━━━━━ Working data ━━━━━

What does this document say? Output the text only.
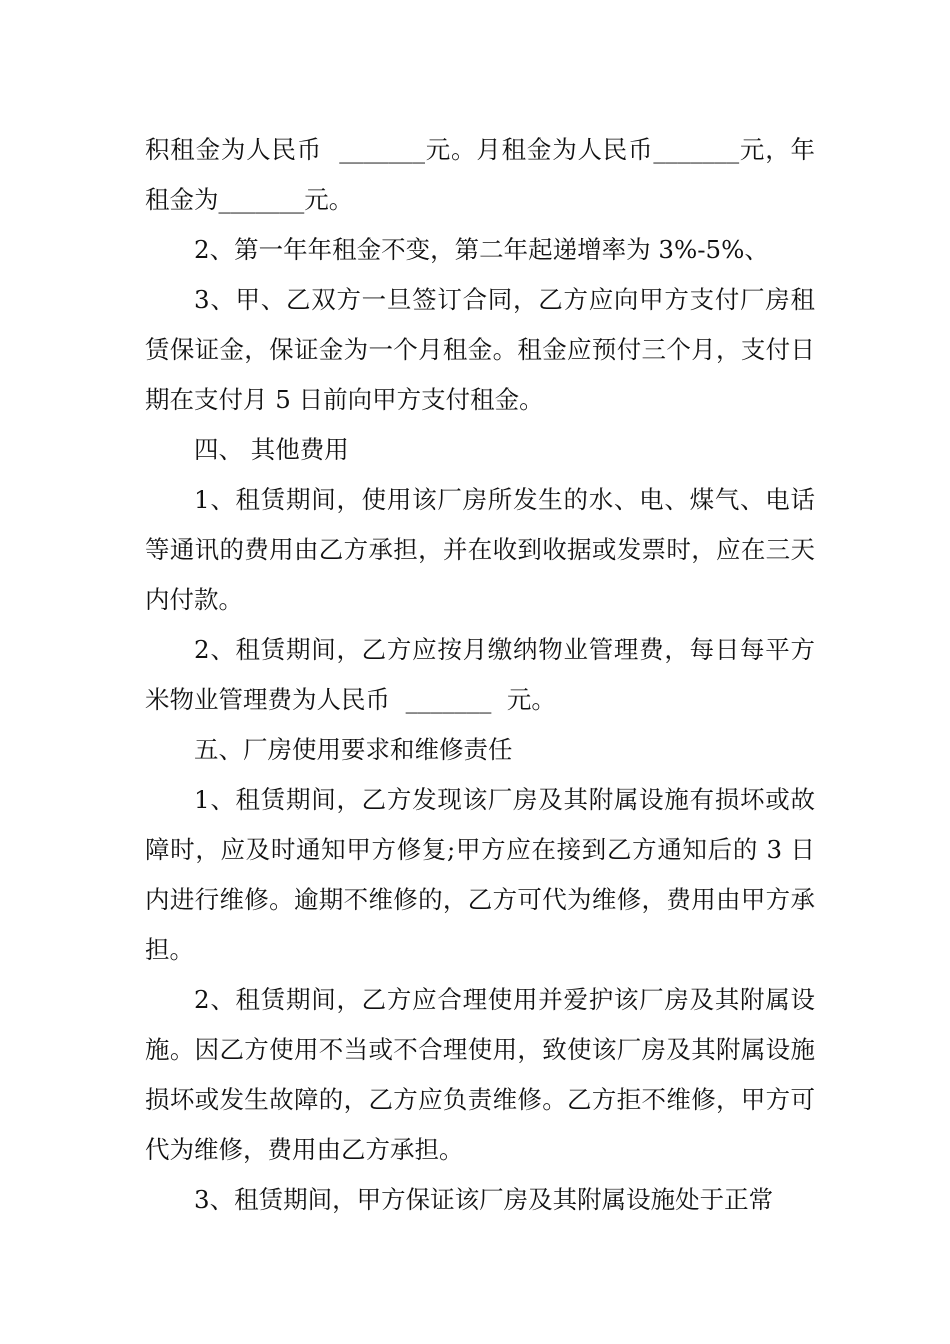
积租金为人民币  _______元。月租金为人民币_______元，年租金为_______元。

2、第一年年租金不变，第二年起递增率为 3%-5%、

3、甲、乙双方一旦签订合同，乙方应向甲方支付厂房租赁保证金，保证金为一个月租金。租金应预付三个月，支付日期在支付月 5 日前向甲方支付租金。

四、 其他费用

1、租赁期间，使用该厂房所发生的水、电、煤气、电话等通讯的费用由乙方承担，并在收到收据或发票时，应在三天内付款。

2、租赁期间，乙方应按月缴纳物业管理费，每日每平方米物业管理费为人民币  _______  元。

五、厂房使用要求和维修责任

1、租赁期间，乙方发现该厂房及其附属设施有损坏或故障时，应及时通知甲方修复;甲方应在接到乙方通知后的 3 日内进行维修。逾期不维修的，乙方可代为维修，费用由甲方承担。

2、租赁期间，乙方应合理使用并爱护该厂房及其附属设施。因乙方使用不当或不合理使用，致使该厂房及其附属设施损坏或发生故障的，乙方应负责维修。乙方拒不维修，甲方可代为维修，费用由乙方承担。

3、租赁期间，甲方保证该厂房及其附属设施处于正常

━━━━━

Work required:
Images in the data above are to be skipped. Retype all other material exactly.

Written reply:
What does this document say? Output the text only.
积租金为人民币  _______元。月租金为人民币_______元，年租金为_______元。

2、第一年年租金不变，第二年起递增率为 3%-5%、

3、甲、乙双方一旦签订合同，乙方应向甲方支付厂房租赁保证金，保证金为一个月租金。租金应预付三个月，支付日期在支付月 5 日前向甲方支付租金。

四、 其他费用

1、租赁期间，使用该厂房所发生的水、电、煤气、电话等通讯的费用由乙方承担，并在收到收据或发票时，应在三天内付款。

2、租赁期间，乙方应按月缴纳物业管理费，每日每平方米物业管理费为人民币  _______  元。

五、厂房使用要求和维修责任

1、租赁期间，乙方发现该厂房及其附属设施有损坏或故障时，应及时通知甲方修复;甲方应在接到乙方通知后的 3 日内进行维修。逾期不维修的，乙方可代为维修，费用由甲方承担。

2、租赁期间，乙方应合理使用并爱护该厂房及其附属设施。因乙方使用不当或不合理使用，致使该厂房及其附属设施损坏或发生故障的，乙方应负责维修。乙方拒不维修，甲方可代为维修，费用由乙方承担。

3、租赁期间，甲方保证该厂房及其附属设施处于正常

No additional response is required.